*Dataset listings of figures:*
────────
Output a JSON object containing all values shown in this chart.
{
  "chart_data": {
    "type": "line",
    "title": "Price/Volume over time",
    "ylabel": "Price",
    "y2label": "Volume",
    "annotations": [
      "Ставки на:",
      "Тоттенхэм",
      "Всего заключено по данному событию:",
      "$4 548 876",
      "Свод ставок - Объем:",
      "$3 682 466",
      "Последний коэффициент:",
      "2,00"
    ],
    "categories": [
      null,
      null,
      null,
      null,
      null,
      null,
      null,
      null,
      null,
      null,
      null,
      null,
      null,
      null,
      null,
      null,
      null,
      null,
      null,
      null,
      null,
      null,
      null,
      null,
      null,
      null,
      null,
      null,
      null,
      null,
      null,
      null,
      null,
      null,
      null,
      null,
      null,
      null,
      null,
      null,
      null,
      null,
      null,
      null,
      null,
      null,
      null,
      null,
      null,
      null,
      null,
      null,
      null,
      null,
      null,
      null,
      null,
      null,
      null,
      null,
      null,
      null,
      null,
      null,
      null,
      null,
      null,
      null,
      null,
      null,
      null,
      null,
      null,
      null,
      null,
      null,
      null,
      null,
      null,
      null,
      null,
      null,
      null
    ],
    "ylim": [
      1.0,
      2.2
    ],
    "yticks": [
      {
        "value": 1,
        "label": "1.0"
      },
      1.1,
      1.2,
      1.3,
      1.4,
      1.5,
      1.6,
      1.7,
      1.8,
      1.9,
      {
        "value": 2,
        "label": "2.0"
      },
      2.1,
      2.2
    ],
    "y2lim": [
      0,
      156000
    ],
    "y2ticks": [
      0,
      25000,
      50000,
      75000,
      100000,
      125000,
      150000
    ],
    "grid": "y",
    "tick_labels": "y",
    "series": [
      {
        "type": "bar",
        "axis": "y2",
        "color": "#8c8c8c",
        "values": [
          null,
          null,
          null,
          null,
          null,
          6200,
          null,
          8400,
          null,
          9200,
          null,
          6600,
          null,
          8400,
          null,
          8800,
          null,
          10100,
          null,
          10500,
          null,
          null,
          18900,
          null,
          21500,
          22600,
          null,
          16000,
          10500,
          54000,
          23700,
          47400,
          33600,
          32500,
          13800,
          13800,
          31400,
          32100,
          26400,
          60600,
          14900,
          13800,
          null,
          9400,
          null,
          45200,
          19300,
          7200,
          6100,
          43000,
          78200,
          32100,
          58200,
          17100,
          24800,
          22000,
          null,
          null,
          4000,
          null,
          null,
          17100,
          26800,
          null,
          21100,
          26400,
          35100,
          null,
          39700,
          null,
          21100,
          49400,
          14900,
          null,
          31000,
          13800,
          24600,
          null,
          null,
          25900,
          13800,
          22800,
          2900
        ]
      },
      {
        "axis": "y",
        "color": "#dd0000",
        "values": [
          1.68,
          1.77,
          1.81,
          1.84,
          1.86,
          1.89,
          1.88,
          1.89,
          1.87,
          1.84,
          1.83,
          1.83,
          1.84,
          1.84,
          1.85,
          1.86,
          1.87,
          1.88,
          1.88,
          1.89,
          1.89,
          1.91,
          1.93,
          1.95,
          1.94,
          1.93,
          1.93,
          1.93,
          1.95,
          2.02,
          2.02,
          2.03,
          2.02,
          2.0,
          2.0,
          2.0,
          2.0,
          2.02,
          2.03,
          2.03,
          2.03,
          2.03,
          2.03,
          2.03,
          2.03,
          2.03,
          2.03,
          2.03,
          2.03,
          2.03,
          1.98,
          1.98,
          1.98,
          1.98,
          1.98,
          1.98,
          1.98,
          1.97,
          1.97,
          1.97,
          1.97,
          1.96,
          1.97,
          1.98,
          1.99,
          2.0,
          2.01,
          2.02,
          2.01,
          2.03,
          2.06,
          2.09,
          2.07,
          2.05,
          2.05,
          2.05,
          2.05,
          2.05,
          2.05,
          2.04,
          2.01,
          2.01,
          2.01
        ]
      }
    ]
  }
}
────────
*REQUIRED WORK:*
Each record above should be output again exactly.

*FINISHED TASK:*
Output a JSON object containing all values shown in this chart.
{
  "chart_data": {
    "type": "line",
    "title": "Price/Volume over time",
    "ylabel": "Price",
    "y2label": "Volume",
    "annotations": [
      "Ставки на:",
      "Тоттенхэм",
      "Всего заключено по данному событию:",
      "$4 548 876",
      "Свод ставок - Объем:",
      "$3 682 466",
      "Последний коэффициент:",
      "2,00"
    ],
    "categories": [
      null,
      null,
      null,
      null,
      null,
      null,
      null,
      null,
      null,
      null,
      null,
      null,
      null,
      null,
      null,
      null,
      null,
      null,
      null,
      null,
      null,
      null,
      null,
      null,
      null,
      null,
      null,
      null,
      null,
      null,
      null,
      null,
      null,
      null,
      null,
      null,
      null,
      null,
      null,
      null,
      null,
      null,
      null,
      null,
      null,
      null,
      null,
      null,
      null,
      null,
      null,
      null,
      null,
      null,
      null,
      null,
      null,
      null,
      null,
      null,
      null,
      null,
      null,
      null,
      null,
      null,
      null,
      null,
      null,
      null,
      null,
      null,
      null,
      null,
      null,
      null,
      null,
      null,
      null,
      null,
      null,
      null,
      null
    ],
    "ylim": [
      1.0,
      2.2
    ],
    "yticks": [
      {
        "value": 1,
        "label": "1.0"
      },
      1.1,
      1.2,
      1.3,
      1.4,
      1.5,
      1.6,
      1.7,
      1.8,
      1.9,
      {
        "value": 2,
        "label": "2.0"
      },
      2.1,
      2.2
    ],
    "y2lim": [
      0,
      156000
    ],
    "y2ticks": [
      0,
      25000,
      50000,
      75000,
      100000,
      125000,
      150000
    ],
    "grid": "y",
    "tick_labels": "y",
    "series": [
      {
        "type": "bar",
        "axis": "y2",
        "color": "#8c8c8c",
        "values": [
          null,
          null,
          null,
          null,
          null,
          6200,
          null,
          8400,
          null,
          9200,
          null,
          6600,
          null,
          8400,
          null,
          8800,
          null,
          10100,
          null,
          10500,
          null,
          null,
          18900,
          null,
          21500,
          22600,
          null,
          16000,
          10500,
          54000,
          23700,
          47400,
          33600,
          32500,
          13800,
          13800,
          31400,
          32100,
          26400,
          60600,
          14900,
          13800,
          null,
          9400,
          null,
          45200,
          19300,
          7200,
          6100,
          43000,
          78200,
          32100,
          58200,
          17100,
          24800,
          22000,
          null,
          null,
          4000,
          null,
          null,
          17100,
          26800,
          null,
          21100,
          26400,
          35100,
          null,
          39700,
          null,
          21100,
          49400,
          14900,
          null,
          31000,
          13800,
          24600,
          null,
          null,
          25900,
          13800,
          22800,
          2900
        ]
      },
      {
        "axis": "y",
        "color": "#dd0000",
        "values": [
          1.68,
          1.77,
          1.81,
          1.84,
          1.86,
          1.89,
          1.88,
          1.89,
          1.87,
          1.84,
          1.83,
          1.83,
          1.84,
          1.84,
          1.85,
          1.86,
          1.87,
          1.88,
          1.88,
          1.89,
          1.89,
          1.91,
          1.93,
          1.95,
          1.94,
          1.93,
          1.93,
          1.93,
          1.95,
          2.02,
          2.02,
          2.03,
          2.02,
          2.0,
          2.0,
          2.0,
          2.0,
          2.02,
          2.03,
          2.03,
          2.03,
          2.03,
          2.03,
          2.03,
          2.03,
          2.03,
          2.03,
          2.03,
          2.03,
          2.03,
          1.98,
          1.98,
          1.98,
          1.98,
          1.98,
          1.98,
          1.98,
          1.97,
          1.97,
          1.97,
          1.97,
          1.96,
          1.97,
          1.98,
          1.99,
          2.0,
          2.01,
          2.02,
          2.01,
          2.03,
          2.06,
          2.09,
          2.07,
          2.05,
          2.05,
          2.05,
          2.05,
          2.05,
          2.05,
          2.04,
          2.01,
          2.01,
          2.01
        ]
      }
    ]
  }
}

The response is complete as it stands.